• REQUIREMENT
Go through the records underneath and write each one out again exactly.

--- Begin EXTRACTED MATERIAL ---

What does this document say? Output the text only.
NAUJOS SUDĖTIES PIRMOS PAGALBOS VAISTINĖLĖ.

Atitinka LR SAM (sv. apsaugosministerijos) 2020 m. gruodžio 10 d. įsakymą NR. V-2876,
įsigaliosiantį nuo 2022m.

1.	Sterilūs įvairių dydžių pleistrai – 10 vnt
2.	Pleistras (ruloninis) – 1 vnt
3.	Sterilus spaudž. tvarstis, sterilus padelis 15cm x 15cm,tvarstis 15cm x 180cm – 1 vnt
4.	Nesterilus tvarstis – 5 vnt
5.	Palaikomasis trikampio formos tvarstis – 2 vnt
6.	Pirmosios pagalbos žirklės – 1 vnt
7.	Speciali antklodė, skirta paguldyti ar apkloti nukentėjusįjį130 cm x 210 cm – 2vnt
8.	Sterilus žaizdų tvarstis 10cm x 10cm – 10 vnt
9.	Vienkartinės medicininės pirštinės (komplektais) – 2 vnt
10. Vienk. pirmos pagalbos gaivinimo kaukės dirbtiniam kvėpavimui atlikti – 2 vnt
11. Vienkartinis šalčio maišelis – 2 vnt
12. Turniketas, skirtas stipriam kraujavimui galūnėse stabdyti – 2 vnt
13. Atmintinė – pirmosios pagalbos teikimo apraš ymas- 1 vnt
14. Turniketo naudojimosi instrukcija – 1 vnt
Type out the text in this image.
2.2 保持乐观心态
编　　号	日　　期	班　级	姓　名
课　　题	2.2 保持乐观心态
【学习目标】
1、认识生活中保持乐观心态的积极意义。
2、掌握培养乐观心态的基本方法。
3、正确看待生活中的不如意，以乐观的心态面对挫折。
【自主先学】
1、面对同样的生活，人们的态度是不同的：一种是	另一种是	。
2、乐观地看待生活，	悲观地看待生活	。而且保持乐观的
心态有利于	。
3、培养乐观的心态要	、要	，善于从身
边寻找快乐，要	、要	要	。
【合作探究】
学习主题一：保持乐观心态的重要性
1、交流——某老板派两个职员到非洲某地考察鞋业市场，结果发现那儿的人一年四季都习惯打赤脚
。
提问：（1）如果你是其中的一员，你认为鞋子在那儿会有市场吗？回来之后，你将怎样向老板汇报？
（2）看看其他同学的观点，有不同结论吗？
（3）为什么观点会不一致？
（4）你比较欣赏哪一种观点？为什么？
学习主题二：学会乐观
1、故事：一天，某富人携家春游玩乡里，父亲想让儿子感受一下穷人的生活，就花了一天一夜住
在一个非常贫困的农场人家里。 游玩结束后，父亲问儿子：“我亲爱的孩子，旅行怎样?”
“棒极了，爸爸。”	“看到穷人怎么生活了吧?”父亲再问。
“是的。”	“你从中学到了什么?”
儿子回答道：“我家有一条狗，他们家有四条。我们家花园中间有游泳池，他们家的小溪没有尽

--- End EXTRACTED MATERIAL ---

• SOLUTION FOR THIS EXERCISE
What does this document say? Output the text only.
NAUJOS SUDĖTIES PIRMOS PAGALBOS VAISTINĖLĖ.

Atitinka LR SAM (sv. apsaugosministerijos) 2020 m. gruodžio 10 d. įsakymą NR. V-2876,
įsigaliosiantį nuo 2022m.

1.	Sterilūs įvairių dydžių pleistrai – 10 vnt
2.	Pleistras (ruloninis) – 1 vnt
3.	Sterilus spaudž. tvarstis, sterilus padelis 15cm x 15cm,tvarstis 15cm x 180cm – 1 vnt
4.	Nesterilus tvarstis – 5 vnt
5.	Palaikomasis trikampio formos tvarstis – 2 vnt
6.	Pirmosios pagalbos žirklės – 1 vnt
7.	Speciali antklodė, skirta paguldyti ar apkloti nukentėjusįjį130 cm x 210 cm – 2vnt
8.	Sterilus žaizdų tvarstis 10cm x 10cm – 10 vnt
9.	Vienkartinės medicininės pirštinės (komplektais) – 2 vnt
10. Vienk. pirmos pagalbos gaivinimo kaukės dirbtiniam kvėpavimui atlikti – 2 vnt
11. Vienkartinis šalčio maišelis – 2 vnt
12. Turniketas, skirtas stipriam kraujavimui galūnėse stabdyti – 2 vnt
13. Atmintinė – pirmosios pagalbos teikimo apraš ymas- 1 vnt
14. Turniketo naudojimosi instrukcija – 1 vnt
Type out the text in this image.
2.2 保持乐观心态
编　　号	日　　期	班　级	姓　名
课　　题	2.2 保持乐观心态
【学习目标】
1、认识生活中保持乐观心态的积极意义。
2、掌握培养乐观心态的基本方法。
3、正确看待生活中的不如意，以乐观的心态面对挫折。
【自主先学】
1、面对同样的生活，人们的态度是不同的：一种是	另一种是	。
2、乐观地看待生活，	悲观地看待生活	。而且保持乐观的
心态有利于	。
3、培养乐观的心态要	、要	，善于从身
边寻找快乐，要	、要	要	。
【合作探究】
学习主题一：保持乐观心态的重要性
1、交流——某老板派两个职员到非洲某地考察鞋业市场，结果发现那儿的人一年四季都习惯打赤脚
。
提问：（1）如果你是其中的一员，你认为鞋子在那儿会有市场吗？回来之后，你将怎样向老板汇报？
（2）看看其他同学的观点，有不同结论吗？
（3）为什么观点会不一致？
（4）你比较欣赏哪一种观点？为什么？
学习主题二：学会乐观
1、故事：一天，某富人携家春游玩乡里，父亲想让儿子感受一下穷人的生活，就花了一天一夜住
在一个非常贫困的农场人家里。 游玩结束后，父亲问儿子：“我亲爱的孩子，旅行怎样?”
“棒极了，爸爸。”	“看到穷人怎么生活了吧?”父亲再问。
“是的。”	“你从中学到了什么?”
儿子回答道：“我家有一条狗，他们家有四条。我们家花园中间有游泳池，他们家的小溪没有尽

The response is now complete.